_Objective:_ Only the lines from the one with "Read out every word on this page." to the last line belong in your answer; write them out exactly and drop the pictures.

[Records from a data collection]
********

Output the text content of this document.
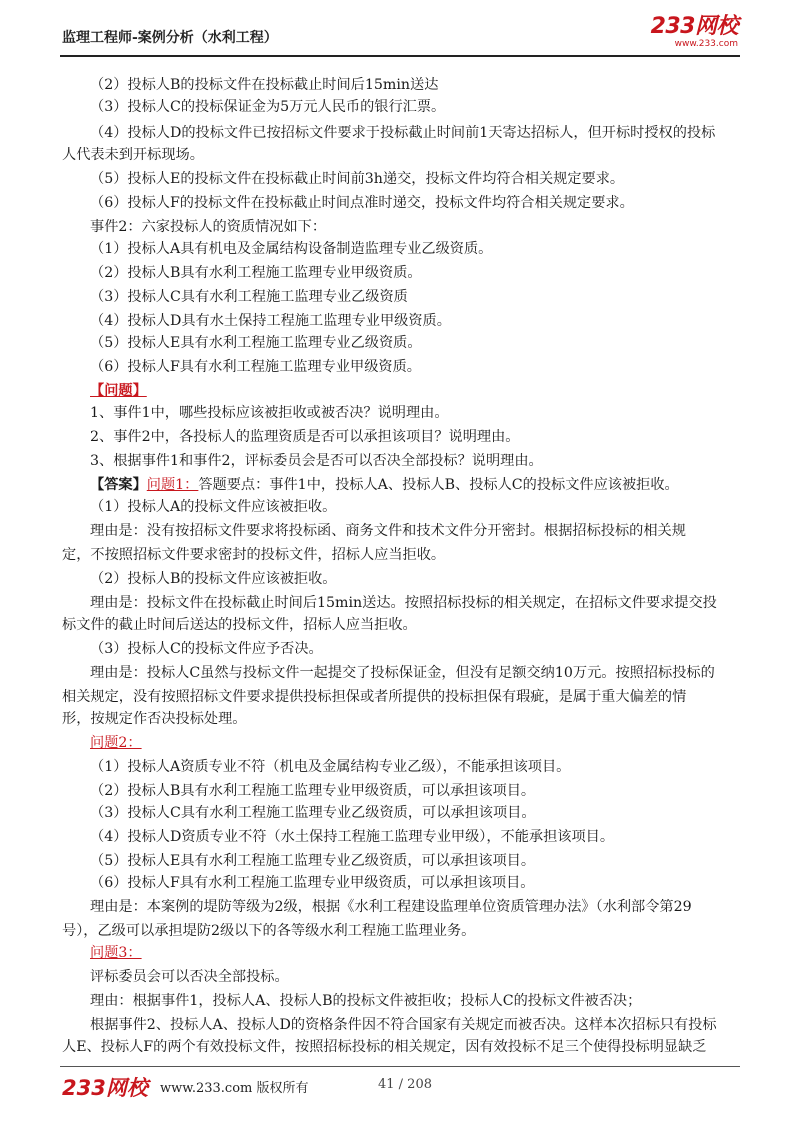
监理工程师-案例分析（水利工程）	233网校
www.233.com
（2）投标人B的投标文件在投标截止时间后15min送达
（3）投标人C的投标保证金为5万元人民币的银行汇票。
（4）投标人D的投标文件已按招标文件要求于投标截止时间前1天寄达招标人，但开标时授权的投标
人代表未到开标现场。
（5）投标人E的投标文件在投标截止时间前3h递交，投标文件均符合相关规定要求。
（6）投标人F的投标文件在投标截止时间点准时递交，投标文件均符合相关规定要求。
事件2：六家投标人的资质情况如下：
（1）投标人A具有机电及金属结构设备制造监理专业乙级资质。
（2）投标人B具有水利工程施工监理专业甲级资质。
（3）投标人C具有水利工程施工监理专业乙级资质
（4）投标人D具有水土保持工程施工监理专业甲级资质。
（5）投标人E具有水利工程施工监理专业乙级资质。
（6）投标人F具有水利工程施工监理专业甲级资质。
【问题】
1、事件1中，哪些投标应该被拒收或被否决？说明理由。
2、事件2中，各投标人的监理资质是否可以承担该项目？说明理由。
3、根据事件1和事件2，评标委员会是否可以否决全部投标？说明理由。
【答案】问题1：答题要点：事件1中，投标人A、投标人B、投标人C的投标文件应该被拒收。
（1）投标人A的投标文件应该被拒收。
理由是：没有按招标文件要求将投标函、商务文件和技术文件分开密封。根据招标投标的相关规
定，不按照招标文件要求密封的投标文件，招标人应当拒收。
（2）投标人B的投标文件应该被拒收。
理由是：投标文件在投标截止时间后15min送达。按照招标投标的相关规定，在招标文件要求提交投
标文件的截止时间后送达的投标文件，招标人应当拒收。
（3）投标人C的投标文件应予否决。
理由是：投标人C虽然与投标文件一起提交了投标保证金，但没有足额交纳10万元。按照招标投标的
相关规定，没有按照招标文件要求提供投标担保或者所提供的投标担保有瑕疵，是属于重大偏差的情
形，按规定作否决投标处理。
问题2：
（1）投标人A资质专业不符（机电及金属结构专业乙级），不能承担该项目。
（2）投标人B具有水利工程施工监理专业甲级资质，可以承担该项目。
（3）投标人C具有水利工程施工监理专业乙级资质，可以承担该项目。
（4）投标人D资质专业不符（水土保持工程施工监理专业甲级），不能承担该项目。
（5）投标人E具有水利工程施工监理专业乙级资质，可以承担该项目。
（6）投标人F具有水利工程施工监理专业甲级资质，可以承担该项目。
理由是：本案例的堤防等级为2级，根据《水利工程建设监理单位资质管理办法》（水利部令第29
号），乙级可以承担堤防2级以下的各等级水利工程施工监理业务。
问题3：
评标委员会可以否决全部投标。
理由：根据事件1，投标人A、投标人B的投标文件被拒收；投标人C的投标文件被否决；
根据事件2、投标人A、投标人D的资格条件因不符合国家有关规定而被否决。这样本次招标只有投标
人E、投标人F的两个有效投标文件，按照招标投标的相关规定，因有效投标不足三个使得投标明显缺乏
233网校 www.233.com 版权所有	41 / 208
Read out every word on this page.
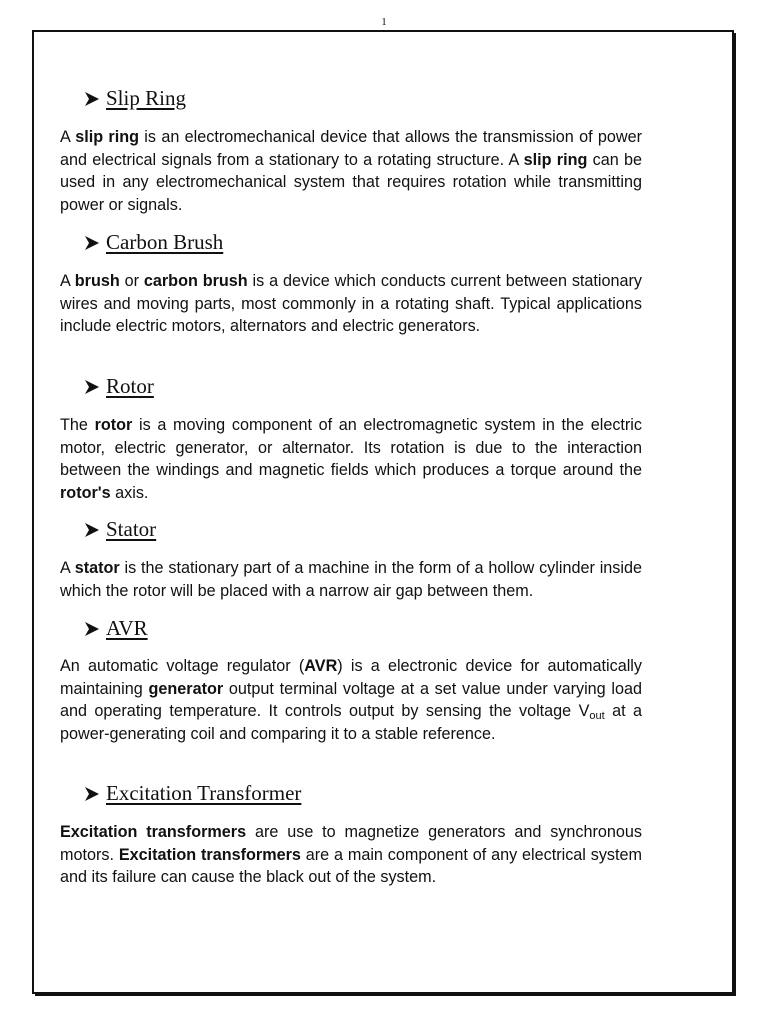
1
Slip Ring
A slip ring is an electromechanical device that allows the transmission of power and electrical signals from a stationary to a rotating structure. A slip ring can be used in any electromechanical system that requires rotation while transmitting power or signals.
Carbon Brush
A brush or carbon brush is a device which conducts current between stationary wires and moving parts, most commonly in a rotating shaft. Typical applications include electric motors, alternators and electric generators.
Rotor
The rotor is a moving component of an electromagnetic system in the electric motor, electric generator, or alternator. Its rotation is due to the interaction between the windings and magnetic fields which produces a torque around the rotor's axis.
Stator
A stator is the stationary part of a machine in the form of a hollow cylinder inside which the rotor will be placed with a narrow air gap between them.
AVR
An automatic voltage regulator (AVR) is a electronic device for automatically maintaining generator output terminal voltage at a set value under varying load and operating temperature. It controls output by sensing the voltage $V_{out}$ at a power-generating coil and comparing it to a stable reference.
Excitation Transformer
Excitation transformers are use to magnetize generators and synchronous motors. Excitation transformers are a main component of any electrical system and its failure can cause the black out of the system.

********

_Exercise output:_
Read out every word on this page.
1
Slip Ring
A slip ring is an electromechanical device that allows the transmission of power and electrical signals from a stationary to a rotating structure. A slip ring can be used in any electromechanical system that requires rotation while transmitting power or signals.
Carbon Brush
A brush or carbon brush is a device which conducts current between stationary wires and moving parts, most commonly in a rotating shaft. Typical applications include electric motors, alternators and electric generators.
Rotor
The rotor is a moving component of an electromagnetic system in the electric motor, electric generator, or alternator. Its rotation is due to the interaction between the windings and magnetic fields which produces a torque around the rotor's axis.
Stator
A stator is the stationary part of a machine in the form of a hollow cylinder inside which the rotor will be placed with a narrow air gap between them.
AVR
An automatic voltage regulator (AVR) is a electronic device for automatically maintaining generator output terminal voltage at a set value under varying load and operating temperature. It controls output by sensing the voltage $V_{out}$ at a power-generating coil and comparing it to a stable reference.
Excitation Transformer
Excitation transformers are use to magnetize generators and synchronous motors. Excitation transformers are a main component of any electrical system and its failure can cause the black out of the system.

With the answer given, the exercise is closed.